** BEGIN **
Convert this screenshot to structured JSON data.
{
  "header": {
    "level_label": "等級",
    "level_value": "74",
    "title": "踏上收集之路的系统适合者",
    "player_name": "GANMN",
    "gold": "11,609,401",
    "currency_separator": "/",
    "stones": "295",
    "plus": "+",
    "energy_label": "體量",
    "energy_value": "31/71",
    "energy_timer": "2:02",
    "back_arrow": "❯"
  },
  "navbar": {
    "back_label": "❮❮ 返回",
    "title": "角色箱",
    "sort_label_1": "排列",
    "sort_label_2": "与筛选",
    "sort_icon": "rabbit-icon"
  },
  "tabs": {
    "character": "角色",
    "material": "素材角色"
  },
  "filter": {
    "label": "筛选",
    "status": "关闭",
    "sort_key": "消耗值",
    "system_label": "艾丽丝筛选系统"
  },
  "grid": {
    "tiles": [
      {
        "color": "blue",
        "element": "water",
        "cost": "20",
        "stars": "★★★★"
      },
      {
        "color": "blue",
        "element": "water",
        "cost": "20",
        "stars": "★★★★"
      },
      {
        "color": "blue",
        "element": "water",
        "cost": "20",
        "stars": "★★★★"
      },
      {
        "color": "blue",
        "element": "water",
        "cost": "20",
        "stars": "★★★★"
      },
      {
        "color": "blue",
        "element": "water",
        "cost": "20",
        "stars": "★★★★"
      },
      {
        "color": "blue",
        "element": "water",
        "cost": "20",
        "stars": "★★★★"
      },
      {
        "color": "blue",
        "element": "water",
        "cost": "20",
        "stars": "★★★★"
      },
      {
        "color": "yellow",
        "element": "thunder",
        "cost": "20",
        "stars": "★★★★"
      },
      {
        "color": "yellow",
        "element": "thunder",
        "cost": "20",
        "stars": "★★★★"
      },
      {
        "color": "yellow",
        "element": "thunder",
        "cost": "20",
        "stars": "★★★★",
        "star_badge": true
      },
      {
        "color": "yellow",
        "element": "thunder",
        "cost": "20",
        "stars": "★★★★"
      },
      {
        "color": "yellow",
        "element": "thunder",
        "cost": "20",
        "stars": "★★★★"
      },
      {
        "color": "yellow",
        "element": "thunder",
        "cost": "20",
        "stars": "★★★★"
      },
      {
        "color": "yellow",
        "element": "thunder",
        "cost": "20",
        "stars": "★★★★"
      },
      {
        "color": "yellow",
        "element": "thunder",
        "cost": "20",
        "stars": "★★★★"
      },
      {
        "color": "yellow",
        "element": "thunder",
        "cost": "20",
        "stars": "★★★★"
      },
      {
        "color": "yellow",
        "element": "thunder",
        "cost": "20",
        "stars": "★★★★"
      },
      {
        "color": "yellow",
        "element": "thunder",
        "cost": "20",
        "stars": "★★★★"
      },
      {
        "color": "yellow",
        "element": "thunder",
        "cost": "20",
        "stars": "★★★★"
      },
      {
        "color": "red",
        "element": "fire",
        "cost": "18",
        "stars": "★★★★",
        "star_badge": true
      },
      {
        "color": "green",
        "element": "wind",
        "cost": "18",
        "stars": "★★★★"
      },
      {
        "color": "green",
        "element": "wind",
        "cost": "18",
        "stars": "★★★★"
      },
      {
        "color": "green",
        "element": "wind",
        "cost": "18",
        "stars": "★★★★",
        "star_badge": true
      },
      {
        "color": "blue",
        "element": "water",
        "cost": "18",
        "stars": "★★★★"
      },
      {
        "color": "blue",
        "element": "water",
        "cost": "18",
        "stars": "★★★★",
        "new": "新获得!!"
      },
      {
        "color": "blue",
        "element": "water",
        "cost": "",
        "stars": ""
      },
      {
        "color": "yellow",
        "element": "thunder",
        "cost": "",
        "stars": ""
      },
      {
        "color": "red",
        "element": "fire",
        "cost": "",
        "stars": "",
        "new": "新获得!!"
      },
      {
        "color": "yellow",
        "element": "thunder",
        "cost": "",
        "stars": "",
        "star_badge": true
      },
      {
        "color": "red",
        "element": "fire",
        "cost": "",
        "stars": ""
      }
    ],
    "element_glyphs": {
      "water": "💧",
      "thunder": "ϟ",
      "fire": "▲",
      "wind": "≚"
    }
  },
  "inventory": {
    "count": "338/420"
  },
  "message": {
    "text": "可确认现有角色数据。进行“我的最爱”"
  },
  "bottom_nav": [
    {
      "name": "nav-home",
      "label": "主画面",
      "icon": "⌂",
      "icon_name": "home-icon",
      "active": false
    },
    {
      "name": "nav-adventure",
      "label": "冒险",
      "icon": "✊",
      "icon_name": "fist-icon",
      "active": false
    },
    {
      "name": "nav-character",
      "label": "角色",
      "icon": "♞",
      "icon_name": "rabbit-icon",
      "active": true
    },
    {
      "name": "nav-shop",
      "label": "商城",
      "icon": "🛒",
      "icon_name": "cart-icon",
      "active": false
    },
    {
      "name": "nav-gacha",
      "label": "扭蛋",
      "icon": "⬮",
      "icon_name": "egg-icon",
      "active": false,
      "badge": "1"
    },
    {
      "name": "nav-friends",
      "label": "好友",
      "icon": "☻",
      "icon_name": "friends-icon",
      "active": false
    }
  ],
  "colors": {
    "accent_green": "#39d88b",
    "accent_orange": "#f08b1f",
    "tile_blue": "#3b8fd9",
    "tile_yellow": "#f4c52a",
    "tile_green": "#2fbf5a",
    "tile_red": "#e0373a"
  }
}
** END **
Goal =
Extract every record. Keep wording exact.

Response below =
Convert this screenshot to structured JSON data.
{
  "header": {
    "level_label": "等級",
    "level_value": "74",
    "title": "踏上收集之路的系统适合者",
    "player_name": "GANMN",
    "gold": "11,609,401",
    "currency_separator": "/",
    "stones": "295",
    "plus": "+",
    "energy_label": "體量",
    "energy_value": "31/71",
    "energy_timer": "2:02",
    "back_arrow": "❯"
  },
  "navbar": {
    "back_label": "❮❮ 返回",
    "title": "角色箱",
    "sort_label_1": "排列",
    "sort_label_2": "与筛选",
    "sort_icon": "rabbit-icon"
  },
  "tabs": {
    "character": "角色",
    "material": "素材角色"
  },
  "filter": {
    "label": "筛选",
    "status": "关闭",
    "sort_key": "消耗值",
    "system_label": "艾丽丝筛选系统"
  },
  "grid": {
    "tiles": [
      {
        "color": "blue",
        "element": "water",
        "cost": "20",
        "stars": "★★★★"
      },
      {
        "color": "blue",
        "element": "water",
        "cost": "20",
        "stars": "★★★★"
      },
      {
        "color": "blue",
        "element": "water",
        "cost": "20",
        "stars": "★★★★"
      },
      {
        "color": "blue",
        "element": "water",
        "cost": "20",
        "stars": "★★★★"
      },
      {
        "color": "blue",
        "element": "water",
        "cost": "20",
        "stars": "★★★★"
      },
      {
        "color": "blue",
        "element": "water",
        "cost": "20",
        "stars": "★★★★"
      },
      {
        "color": "blue",
        "element": "water",
        "cost": "20",
        "stars": "★★★★"
      },
      {
        "color": "yellow",
        "element": "thunder",
        "cost": "20",
        "stars": "★★★★"
      },
      {
        "color": "yellow",
        "element": "thunder",
        "cost": "20",
        "stars": "★★★★"
      },
      {
        "color": "yellow",
        "element": "thunder",
        "cost": "20",
        "stars": "★★★★",
        "star_badge": true
      },
      {
        "color": "yellow",
        "element": "thunder",
        "cost": "20",
        "stars": "★★★★"
      },
      {
        "color": "yellow",
        "element": "thunder",
        "cost": "20",
        "stars": "★★★★"
      },
      {
        "color": "yellow",
        "element": "thunder",
        "cost": "20",
        "stars": "★★★★"
      },
      {
        "color": "yellow",
        "element": "thunder",
        "cost": "20",
        "stars": "★★★★"
      },
      {
        "color": "yellow",
        "element": "thunder",
        "cost": "20",
        "stars": "★★★★"
      },
      {
        "color": "yellow",
        "element": "thunder",
        "cost": "20",
        "stars": "★★★★"
      },
      {
        "color": "yellow",
        "element": "thunder",
        "cost": "20",
        "stars": "★★★★"
      },
      {
        "color": "yellow",
        "element": "thunder",
        "cost": "20",
        "stars": "★★★★"
      },
      {
        "color": "yellow",
        "element": "thunder",
        "cost": "20",
        "stars": "★★★★"
      },
      {
        "color": "red",
        "element": "fire",
        "cost": "18",
        "stars": "★★★★",
        "star_badge": true
      },
      {
        "color": "green",
        "element": "wind",
        "cost": "18",
        "stars": "★★★★"
      },
      {
        "color": "green",
        "element": "wind",
        "cost": "18",
        "stars": "★★★★"
      },
      {
        "color": "green",
        "element": "wind",
        "cost": "18",
        "stars": "★★★★",
        "star_badge": true
      },
      {
        "color": "blue",
        "element": "water",
        "cost": "18",
        "stars": "★★★★"
      },
      {
        "color": "blue",
        "element": "water",
        "cost": "18",
        "stars": "★★★★",
        "new": "新获得!!"
      },
      {
        "color": "blue",
        "element": "water",
        "cost": "",
        "stars": ""
      },
      {
        "color": "yellow",
        "element": "thunder",
        "cost": "",
        "stars": ""
      },
      {
        "color": "red",
        "element": "fire",
        "cost": "",
        "stars": "",
        "new": "新获得!!"
      },
      {
        "color": "yellow",
        "element": "thunder",
        "cost": "",
        "stars": "",
        "star_badge": true
      },
      {
        "color": "red",
        "element": "fire",
        "cost": "",
        "stars": ""
      }
    ],
    "element_glyphs": {
      "water": "💧",
      "thunder": "ϟ",
      "fire": "▲",
      "wind": "≚"
    }
  },
  "inventory": {
    "count": "338/420"
  },
  "message": {
    "text": "可确认现有角色数据。进行“我的最爱”"
  },
  "bottom_nav": [
    {
      "name": "nav-home",
      "label": "主画面",
      "icon": "⌂",
      "icon_name": "home-icon",
      "active": false
    },
    {
      "name": "nav-adventure",
      "label": "冒险",
      "icon": "✊",
      "icon_name": "fist-icon",
      "active": false
    },
    {
      "name": "nav-character",
      "label": "角色",
      "icon": "♞",
      "icon_name": "rabbit-icon",
      "active": true
    },
    {
      "name": "nav-shop",
      "label": "商城",
      "icon": "🛒",
      "icon_name": "cart-icon",
      "active": false
    },
    {
      "name": "nav-gacha",
      "label": "扭蛋",
      "icon": "⬮",
      "icon_name": "egg-icon",
      "active": false,
      "badge": "1"
    },
    {
      "name": "nav-friends",
      "label": "好友",
      "icon": "☻",
      "icon_name": "friends-icon",
      "active": false
    }
  ],
  "colors": {
    "accent_green": "#39d88b",
    "accent_orange": "#f08b1f",
    "tile_blue": "#3b8fd9",
    "tile_yellow": "#f4c52a",
    "tile_green": "#2fbf5a",
    "tile_red": "#e0373a"
  }
}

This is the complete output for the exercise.